◆ Short exercise
Only a number is wanted: how many lines of the entries include the string "összesen"?

-- begin --

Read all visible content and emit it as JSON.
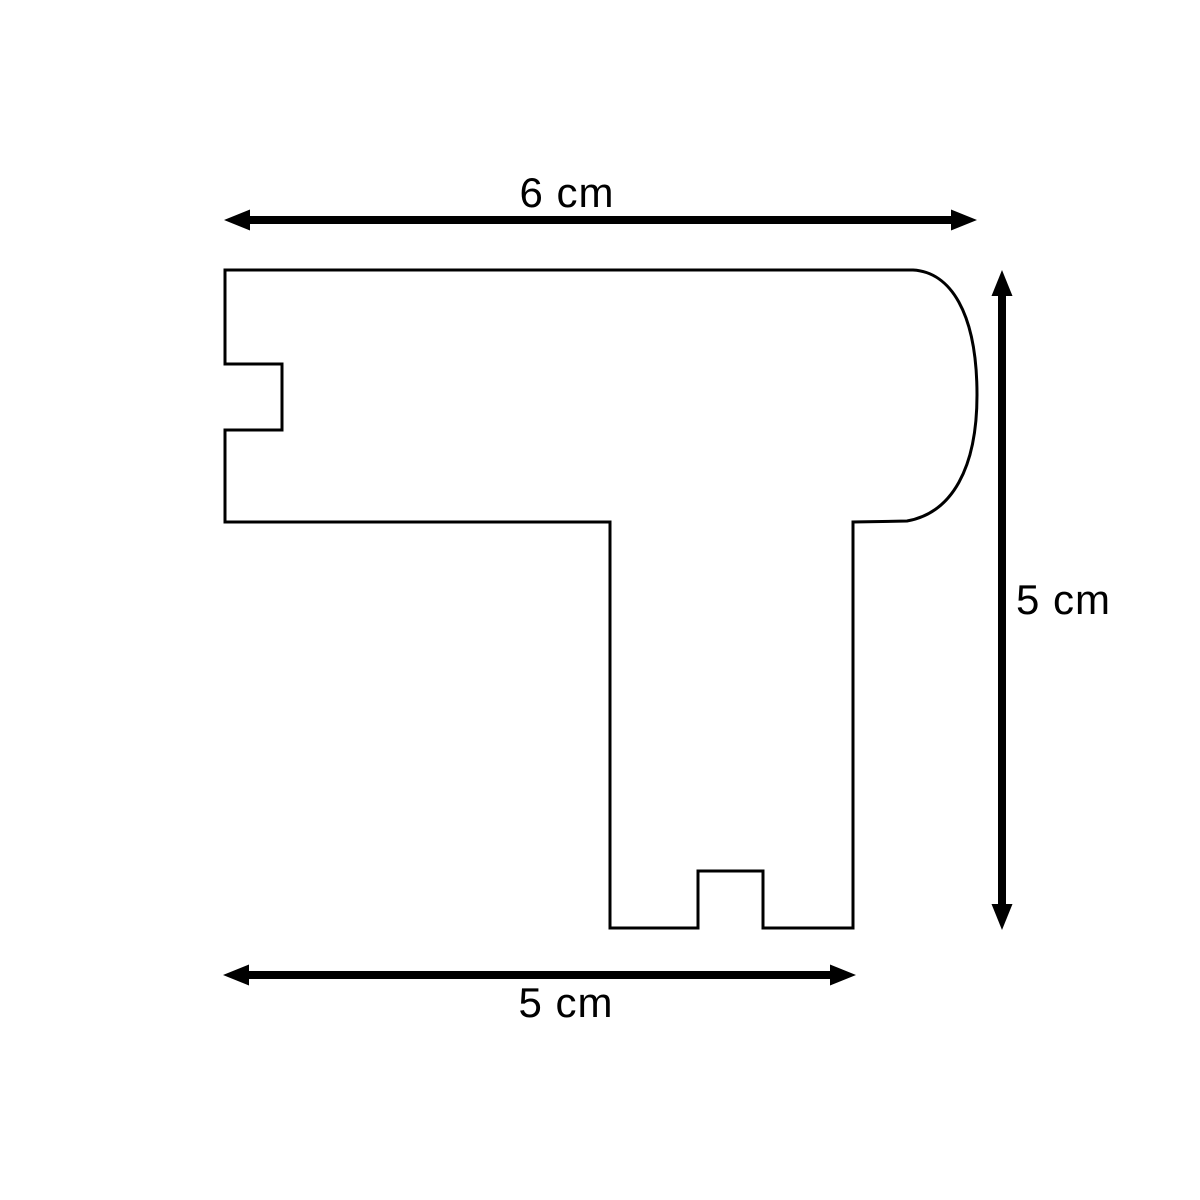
{
  "page": {
    "background_color": "#ffffff"
  },
  "diagram": {
    "line_color": "#000000",
    "dimensions": {
      "top": {
        "label": "6 cm",
        "value": 6,
        "unit": "cm",
        "orientation": "horizontal"
      },
      "right": {
        "label": "5 cm",
        "value": 5,
        "unit": "cm",
        "orientation": "vertical"
      },
      "bottom": {
        "label": "5 cm",
        "value": 5,
        "unit": "cm",
        "orientation": "horizontal"
      }
    }
  }
}
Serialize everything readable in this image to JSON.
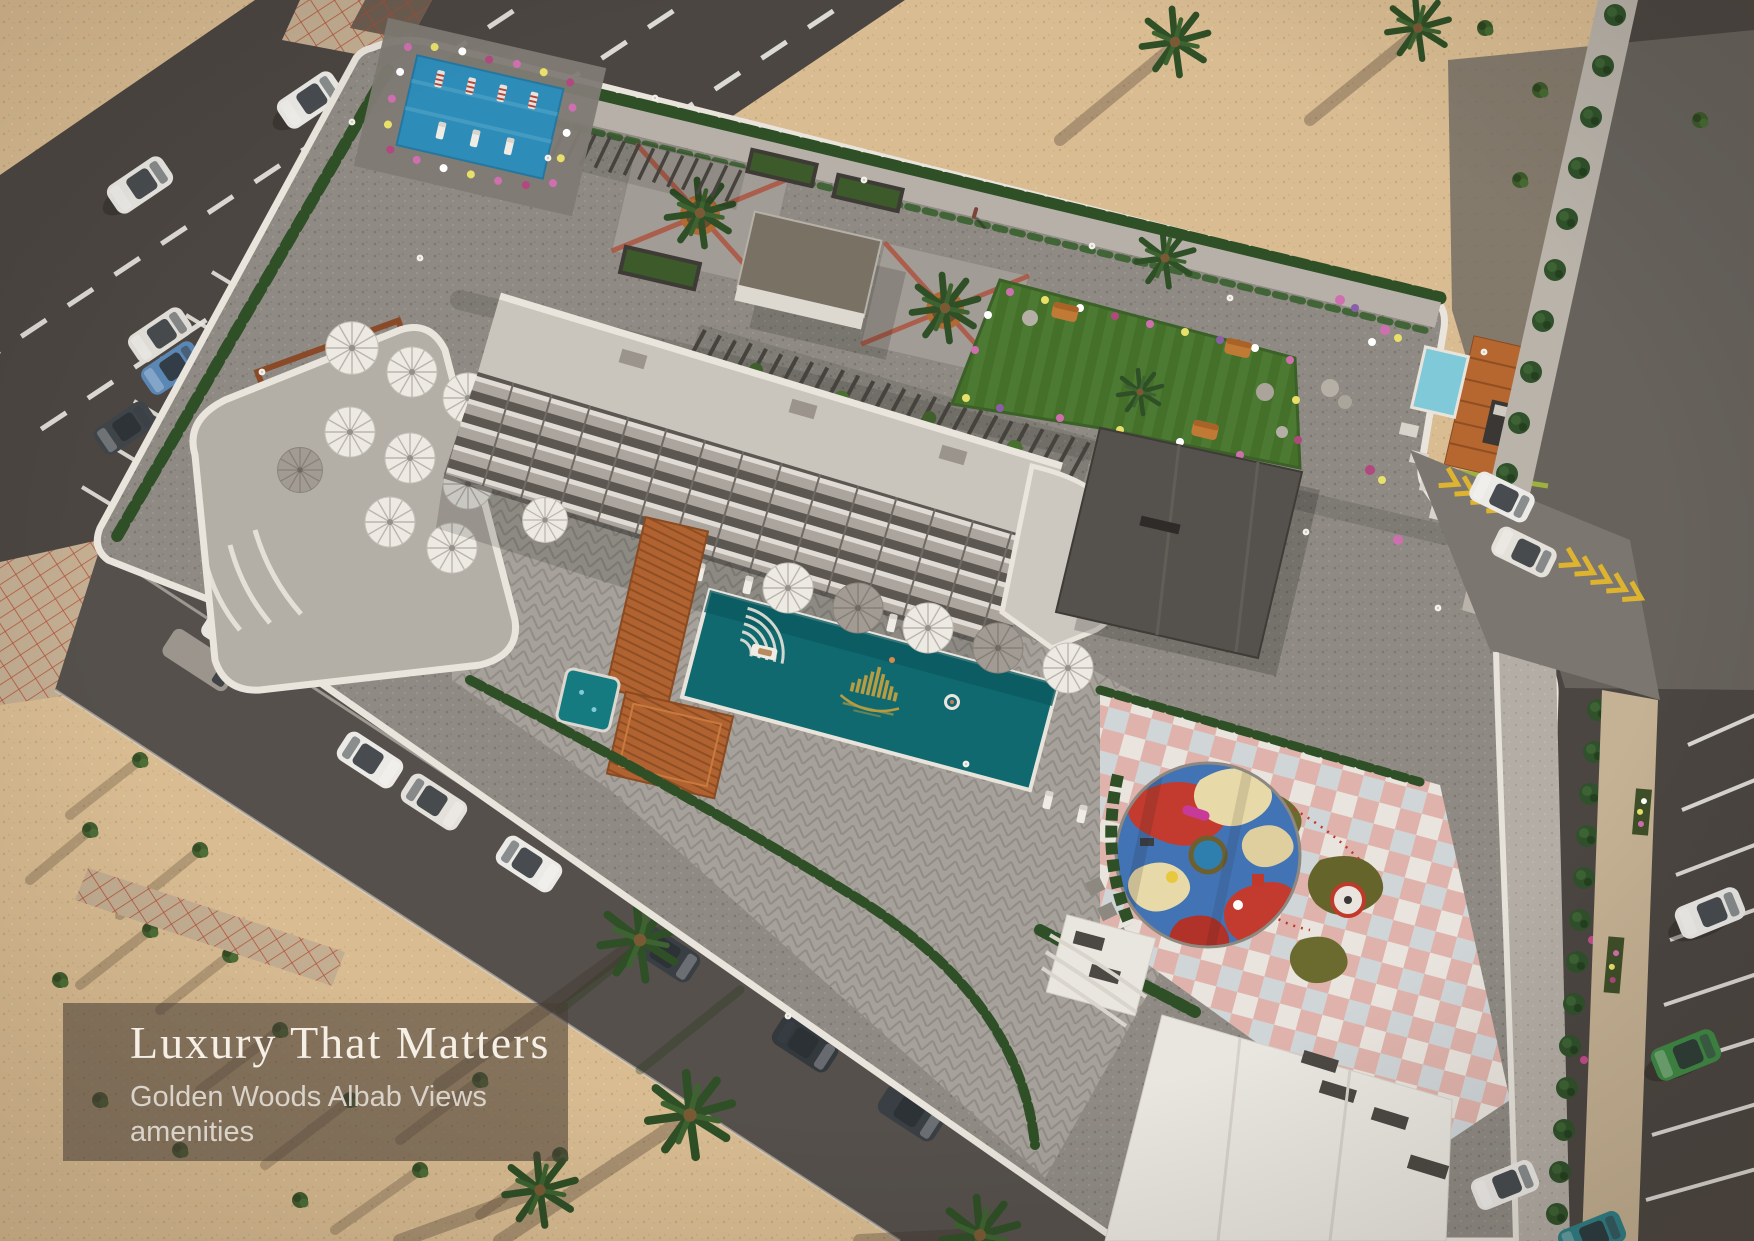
{
  "caption": {
    "title": "Luxury That Matters",
    "subtitle_line1": "Golden Woods Albab Views",
    "subtitle_line2": "amenities"
  },
  "watermark": {
    "icon": "golden-building-skyline-logo",
    "location": "pool-center"
  },
  "palette": {
    "sand": "#d9bc92",
    "asphalt": "#4c4642",
    "gravel": "#8f8b84",
    "paving": "#a6a19a",
    "walkway": "#b6b0a8",
    "pool_water": "#10696f",
    "kids_pool": "#2e8cb8",
    "spa_pool": "#7fc9d8",
    "lawn": "#4d7a32",
    "hedge": "#2f4f26",
    "wood_deck": "#b06330",
    "playground_blue": "#4273b5",
    "playground_red": "#c23b2e",
    "playground_cream": "#e8d9a8",
    "minigolf_olive": "#6b6b2f",
    "checker_pink": "#dfb3ab",
    "road_marking": "#eceae4",
    "yellow_marking": "#ddb32f",
    "red_grid_paving": "#b3543c",
    "overlay_bg": "rgba(73,62,53,0.58)",
    "title_color": "#f5efe6",
    "subtitle_color": "#dad3c9",
    "logo_gold": "#c9a23f"
  }
}
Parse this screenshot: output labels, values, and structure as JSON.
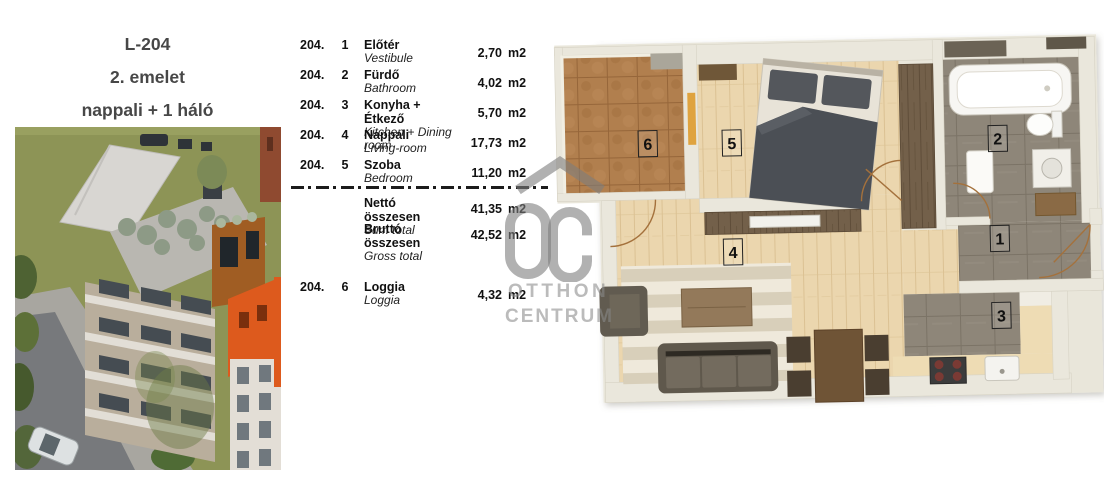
{
  "title_block": {
    "unit_id": "L-204",
    "floor": "2. emelet",
    "layout": "nappali + 1 háló"
  },
  "room_table": {
    "rows": [
      {
        "lot": "204.",
        "num": "1",
        "name_hu": "Előtér",
        "name_en": "Vestibule",
        "area": "2,70",
        "unit": "m2"
      },
      {
        "lot": "204.",
        "num": "2",
        "name_hu": "Fürdő",
        "name_en": "Bathroom",
        "area": "4,02",
        "unit": "m2"
      },
      {
        "lot": "204.",
        "num": "3",
        "name_hu": "Konyha + Étkező",
        "name_en": "Kitchen + Dining room",
        "area": "5,70",
        "unit": "m2"
      },
      {
        "lot": "204.",
        "num": "4",
        "name_hu": "Nappali",
        "name_en": "Living-room",
        "area": "17,73",
        "unit": "m2"
      },
      {
        "lot": "204.",
        "num": "5",
        "name_hu": "Szoba",
        "name_en": "Bedroom",
        "area": "11,20",
        "unit": "m2"
      }
    ],
    "totals": [
      {
        "label_hu": "Nettó összesen",
        "label_en": "Sum total",
        "area": "41,35",
        "unit": "m2"
      },
      {
        "label_hu": "Bruttó összesen",
        "label_en": "Gross total",
        "area": "42,52",
        "unit": "m2"
      }
    ],
    "extra": {
      "lot": "204.",
      "num": "6",
      "name_hu": "Loggia",
      "name_en": "Loggia",
      "area": "4,32",
      "unit": "m2"
    }
  },
  "watermark": {
    "monogram": "OC",
    "line1": "OTTHON",
    "line2": "CENTRUM"
  },
  "floor_plan": {
    "labels": {
      "vestibule": "1",
      "bathroom": "2",
      "kitchen": "3",
      "living": "4",
      "bedroom": "5",
      "loggia": "6"
    }
  },
  "colors": {
    "wood_floor": "#ebd6ae",
    "terracotta": "#b17f4e",
    "gray_tile": "#8e8679",
    "wall": "#eae7dc",
    "orange_building": "#dd5a1d",
    "olive_ground": "#8d9456",
    "watermark_gray": "#8a8a8a",
    "text": "#111111"
  }
}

-- end --

◆ Task solution
2